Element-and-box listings
= = =
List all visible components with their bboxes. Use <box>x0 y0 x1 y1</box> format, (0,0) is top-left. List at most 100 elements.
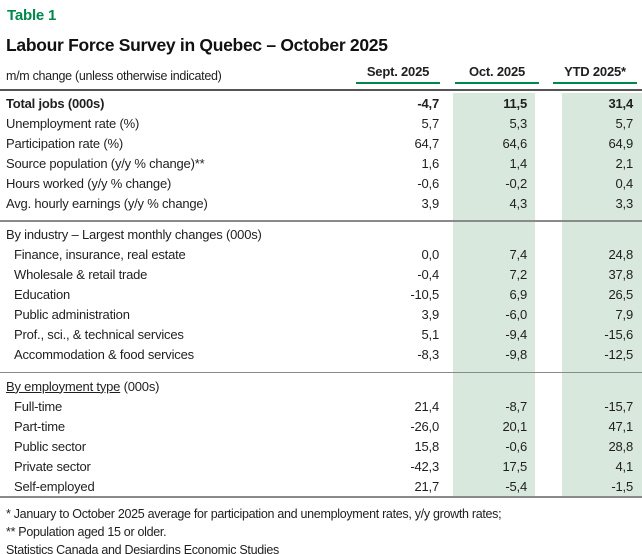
cell-sept-2025: 21,4 <box>414 398 439 414</box>
table-caption: Table 1 <box>7 7 57 24</box>
section-divider <box>0 220 642 222</box>
table-row: Education -10,5 6,9 26,5 <box>0 285 642 305</box>
footnote-line: Statistics Canada and Desjardins Economi… <box>6 542 279 554</box>
row-label: Part-time <box>14 418 65 434</box>
table-row: Self-employed 21,7 -5,4 -1,5 <box>0 476 642 496</box>
cell-sept-2025: -42,3 <box>410 458 439 474</box>
row-label: Participation rate (%) <box>6 135 123 151</box>
table-row: Prof., sci., & technical services 5,1 -9,4… <box>0 325 642 345</box>
page-title: Labour Force Survey in Quebec – October … <box>6 35 388 55</box>
section-header-row: By employment type (000s) <box>0 376 642 396</box>
row-label: Source population (y/y % change)** <box>6 155 205 171</box>
section-divider <box>0 371 642 373</box>
footnote-line: ** Population aged 15 or older. <box>6 524 167 539</box>
row-label: Full-time <box>14 398 63 414</box>
oct-column-highlight <box>453 93 535 496</box>
row-label: Prof., sci., & technical services <box>14 327 184 342</box>
cell-oct-2025: 4,3 <box>509 195 528 211</box>
cell-oct-2025: -9,8 <box>505 347 527 362</box>
table-row: Participation rate (%) 64,7 64,6 64,9 <box>0 133 642 153</box>
cell-ytd-2025: 37,8 <box>608 267 633 282</box>
table-bottom-rule <box>0 496 642 498</box>
cell-oct-2025: -9,4 <box>505 327 527 342</box>
cell-ytd-2025: 47,1 <box>608 418 633 434</box>
table-body: Total jobs (000s) -4,7 11,5 31,4 Unemploymen… <box>0 93 642 496</box>
cell-sept-2025: -10,5 <box>410 287 439 302</box>
cell-oct-2025: 11,5 <box>503 95 527 111</box>
row-label: Hours worked (y/y % change) <box>6 175 172 191</box>
cell-sept-2025: 21,7 <box>414 478 439 494</box>
table-sections: Total jobs (000s) -4,7 11,5 31,4 Unemploymen… <box>0 93 642 496</box>
row-label: Total jobs (000s) <box>6 95 105 111</box>
row-label: Public administration <box>14 307 130 322</box>
table-row: Unemployment rate (%) 5,7 5,3 5,7 <box>0 113 642 133</box>
row-label: Wholesale & retail trade <box>14 267 148 282</box>
cell-oct-2025: 64,6 <box>502 135 527 151</box>
table-row: Source population (y/y % change)** 1,6 1,4… <box>0 153 642 173</box>
footnote-line: * January to October 2025 average for pa… <box>6 506 502 521</box>
cell-ytd-2025: 2,1 <box>615 155 634 171</box>
cell-ytd-2025: 4,1 <box>615 458 634 474</box>
cell-ytd-2025: 5,7 <box>615 115 634 131</box>
row-label: Public sector <box>14 438 86 454</box>
cell-sept-2025: 0,0 <box>421 247 440 262</box>
row-label: Education <box>14 287 71 302</box>
table-row: Total jobs (000s) -4,7 11,5 31,4 <box>0 93 642 113</box>
cell-ytd-2025: 24,8 <box>608 247 633 262</box>
cell-sept-2025: -4,7 <box>417 95 439 111</box>
section-header-label: By industry – Largest monthly changes (0… <box>0 227 642 242</box>
column-header-row: m/m change (unless otherwise indicated) … <box>0 58 642 84</box>
cell-sept-2025: 3,9 <box>421 307 440 322</box>
cell-ytd-2025: 0,4 <box>615 175 634 191</box>
column-header-ytd-2025: YTD 2025* <box>553 64 637 84</box>
cell-sept-2025: -26,0 <box>410 418 439 434</box>
cell-sept-2025: 5,1 <box>421 327 440 342</box>
table-row: Public sector 15,8 -0,6 28,8 <box>0 436 642 456</box>
section-header-plain-text: (000s) <box>120 378 160 394</box>
cell-sept-2025: 5,7 <box>421 115 440 131</box>
column-header-oct-2025: Oct. 2025 <box>455 64 539 84</box>
section-header-label: By employment type (000s) <box>0 379 642 394</box>
row-label: Self-employed <box>14 478 95 494</box>
table-row: Full-time 21,4 -8,7 -15,7 <box>0 396 642 416</box>
cell-ytd-2025: -15,7 <box>604 398 633 414</box>
table-row: Finance, insurance, real estate 0,0 7,4 24,… <box>0 245 642 265</box>
section-header-plain-text: By industry – Largest monthly changes (0… <box>6 227 262 242</box>
row-label: Private sector <box>14 458 91 474</box>
section-header-underlined-text: By employment type <box>6 378 121 394</box>
table-row: Hours worked (y/y % change) -0,6 -0,2 0,4 <box>0 173 642 193</box>
column-headers: Sept. 2025 Oct. 2025 YTD 2025* <box>356 64 642 84</box>
table-row: Private sector -42,3 17,5 4,1 <box>0 456 642 476</box>
cell-oct-2025: 6,9 <box>509 287 528 302</box>
cell-oct-2025: -0,6 <box>505 438 527 454</box>
cell-sept-2025: -0,4 <box>417 267 439 282</box>
cell-sept-2025: -8,3 <box>417 347 439 362</box>
cell-oct-2025: -8,7 <box>505 398 527 414</box>
table-row: Avg. hourly earnings (y/y % change) 3,9 4,… <box>0 193 642 213</box>
cell-ytd-2025: 64,9 <box>608 135 633 151</box>
column-header-sept-2025: Sept. 2025 <box>356 64 440 84</box>
header-rule <box>0 89 642 91</box>
table-row: Accommodation & food services -8,3 -9,8 -12… <box>0 345 642 365</box>
cell-oct-2025: -5,4 <box>505 478 527 494</box>
cell-oct-2025: -0,2 <box>505 175 527 191</box>
row-label: Unemployment rate (%) <box>6 115 140 131</box>
cell-ytd-2025: -12,5 <box>604 347 633 362</box>
ytd-column-highlight <box>562 93 642 496</box>
footnotes: * January to October 2025 average for pa… <box>0 505 642 554</box>
cell-ytd-2025: 7,9 <box>615 307 634 322</box>
cell-oct-2025: -6,0 <box>505 307 527 322</box>
row-label: Avg. hourly earnings (y/y % change) <box>6 195 208 211</box>
cell-oct-2025: 5,3 <box>509 115 528 131</box>
table-row: Part-time -26,0 20,1 47,1 <box>0 416 642 436</box>
cell-ytd-2025: 26,5 <box>608 287 633 302</box>
cell-oct-2025: 20,1 <box>502 418 527 434</box>
cell-sept-2025: -0,6 <box>417 175 439 191</box>
cell-oct-2025: 1,4 <box>509 155 528 171</box>
row-label: Finance, insurance, real estate <box>14 247 186 262</box>
cell-ytd-2025: -15,6 <box>604 327 633 342</box>
cell-ytd-2025: -1,5 <box>611 478 633 494</box>
measure-unit-label: m/m change (unless otherwise indicated) <box>6 69 222 83</box>
cell-ytd-2025: 31,4 <box>608 95 633 111</box>
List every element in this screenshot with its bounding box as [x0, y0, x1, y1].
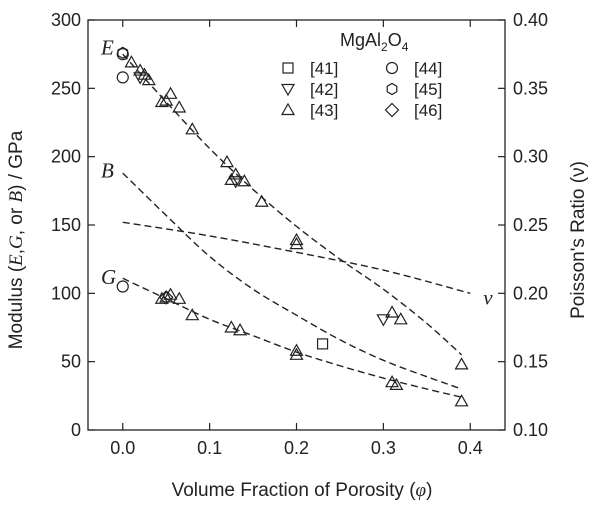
= = =
» Do this
Write out the lines above exactly, leaving out the pictures.

» Correct answer
List all visible components with their bboxes. Use <box>x0 y0 x1 y1</box> format, (0,0) is top-left. List at most 100 elements.
cell-sept-2025: 21,4 <box>414 398 439 414</box>
table-caption: Table 1 <box>7 7 57 24</box>
section-divider <box>0 220 642 222</box>
table-row: Education -10,5 6,9 26,5 <box>0 285 642 305</box>
footnote-line: Statistics Canada and Desjardins Economi… <box>6 542 279 554</box>
row-label: Part-time <box>14 418 65 434</box>
table-row: Self-employed 21,7 -5,4 -1,5 <box>0 476 642 496</box>
cell-sept-2025: -42,3 <box>410 458 439 474</box>
row-label: Participation rate (%) <box>6 135 123 151</box>
table-row: Prof., sci., & technical services 5,1 -9,4… <box>0 325 642 345</box>
page-title: Labour Force Survey in Quebec – October … <box>6 35 388 55</box>
section-header-row: By employment type (000s) <box>0 376 642 396</box>
row-label: Source population (y/y % change)** <box>6 155 205 171</box>
section-divider <box>0 371 642 373</box>
footnote-line: ** Population aged 15 or older. <box>6 524 167 539</box>
row-label: Full-time <box>14 398 63 414</box>
oct-column-highlight <box>453 93 535 496</box>
row-label: Prof., sci., & technical services <box>14 327 184 342</box>
cell-oct-2025: 4,3 <box>509 195 528 211</box>
cell-oct-2025: -9,8 <box>505 347 527 362</box>
table-row: Participation rate (%) 64,7 64,6 64,9 <box>0 133 642 153</box>
cell-ytd-2025: 37,8 <box>608 267 633 282</box>
table-bottom-rule <box>0 496 642 498</box>
cell-oct-2025: -9,4 <box>505 327 527 342</box>
cell-ytd-2025: 47,1 <box>608 418 633 434</box>
table-body: Total jobs (000s) -4,7 11,5 31,4 Unemploymen… <box>0 93 642 496</box>
cell-sept-2025: -10,5 <box>410 287 439 302</box>
cell-oct-2025: 11,5 <box>503 95 527 111</box>
row-label: Hours worked (y/y % change) <box>6 175 172 191</box>
cell-sept-2025: 21,7 <box>414 478 439 494</box>
table-sections: Total jobs (000s) -4,7 11,5 31,4 Unemploymen… <box>0 93 642 496</box>
row-label: Total jobs (000s) <box>6 95 105 111</box>
row-label: Public administration <box>14 307 130 322</box>
table-row: Unemployment rate (%) 5,7 5,3 5,7 <box>0 113 642 133</box>
row-label: Wholesale & retail trade <box>14 267 148 282</box>
cell-oct-2025: 64,6 <box>502 135 527 151</box>
table-row: Source population (y/y % change)** 1,6 1,4… <box>0 153 642 173</box>
footnote-line: * January to October 2025 average for pa… <box>6 506 502 521</box>
cell-ytd-2025: 2,1 <box>615 155 634 171</box>
cell-ytd-2025: 4,1 <box>615 458 634 474</box>
cell-ytd-2025: 5,7 <box>615 115 634 131</box>
row-label: Public sector <box>14 438 86 454</box>
cell-sept-2025: 0,0 <box>421 247 440 262</box>
row-label: Education <box>14 287 71 302</box>
table-row: Total jobs (000s) -4,7 11,5 31,4 <box>0 93 642 113</box>
cell-ytd-2025: 24,8 <box>608 247 633 262</box>
cell-sept-2025: -4,7 <box>417 95 439 111</box>
section-header-label: By industry – Largest monthly changes (0… <box>0 227 642 242</box>
column-header-row: m/m change (unless otherwise indicated) … <box>0 58 642 84</box>
cell-sept-2025: 3,9 <box>421 307 440 322</box>
cell-ytd-2025: 0,4 <box>615 175 634 191</box>
column-header-ytd-2025: YTD 2025* <box>553 64 637 84</box>
cell-sept-2025: -26,0 <box>410 418 439 434</box>
cell-sept-2025: 5,1 <box>421 327 440 342</box>
table-row: Public sector 15,8 -0,6 28,8 <box>0 436 642 456</box>
section-header-plain-text: (000s) <box>120 378 160 394</box>
cell-sept-2025: 5,7 <box>421 115 440 131</box>
column-header-oct-2025: Oct. 2025 <box>455 64 539 84</box>
section-header-label: By employment type (000s) <box>0 379 642 394</box>
row-label: Self-employed <box>14 478 95 494</box>
table-row: Full-time 21,4 -8,7 -15,7 <box>0 396 642 416</box>
cell-ytd-2025: -15,7 <box>604 398 633 414</box>
table-row: Finance, insurance, real estate 0,0 7,4 24,… <box>0 245 642 265</box>
section-header-plain-text: By industry – Largest monthly changes (0… <box>6 227 262 242</box>
row-label: Private sector <box>14 458 91 474</box>
section-header-underlined-text: By employment type <box>6 378 121 394</box>
table-row: Hours worked (y/y % change) -0,6 -0,2 0,4 <box>0 173 642 193</box>
column-headers: Sept. 2025 Oct. 2025 YTD 2025* <box>356 64 642 84</box>
table-row: Private sector -42,3 17,5 4,1 <box>0 456 642 476</box>
cell-oct-2025: 6,9 <box>509 287 528 302</box>
cell-oct-2025: -0,6 <box>505 438 527 454</box>
cell-sept-2025: -0,4 <box>417 267 439 282</box>
cell-sept-2025: -8,3 <box>417 347 439 362</box>
cell-oct-2025: -8,7 <box>505 398 527 414</box>
table-row: Avg. hourly earnings (y/y % change) 3,9 4,… <box>0 193 642 213</box>
cell-ytd-2025: 64,9 <box>608 135 633 151</box>
column-header-sept-2025: Sept. 2025 <box>356 64 440 84</box>
header-rule <box>0 89 642 91</box>
table-row: Accommodation & food services -8,3 -9,8 -12… <box>0 345 642 365</box>
cell-oct-2025: -5,4 <box>505 478 527 494</box>
cell-oct-2025: -0,2 <box>505 175 527 191</box>
row-label: Unemployment rate (%) <box>6 115 140 131</box>
cell-ytd-2025: -12,5 <box>604 347 633 362</box>
ytd-column-highlight <box>562 93 642 496</box>
footnotes: * January to October 2025 average for pa… <box>0 505 642 554</box>
cell-ytd-2025: 7,9 <box>615 307 634 322</box>
cell-oct-2025: -6,0 <box>505 307 527 322</box>
row-label: Avg. hourly earnings (y/y % change) <box>6 195 208 211</box>
cell-oct-2025: 5,3 <box>509 115 528 131</box>
table-row: Part-time -26,0 20,1 47,1 <box>0 416 642 436</box>
cell-ytd-2025: 26,5 <box>608 287 633 302</box>
cell-oct-2025: 20,1 <box>502 418 527 434</box>
cell-sept-2025: -0,6 <box>417 175 439 191</box>
cell-oct-2025: 1,4 <box>509 155 528 171</box>
row-label: Finance, insurance, real estate <box>14 247 186 262</box>
cell-ytd-2025: -15,6 <box>604 327 633 342</box>
cell-ytd-2025: -1,5 <box>611 478 633 494</box>
measure-unit-label: m/m change (unless otherwise indicated) <box>6 69 222 83</box>
cell-ytd-2025: 31,4 <box>608 95 633 111</box>
List every element in this screenshot with its bounding box as [x0, y0, x1, y1].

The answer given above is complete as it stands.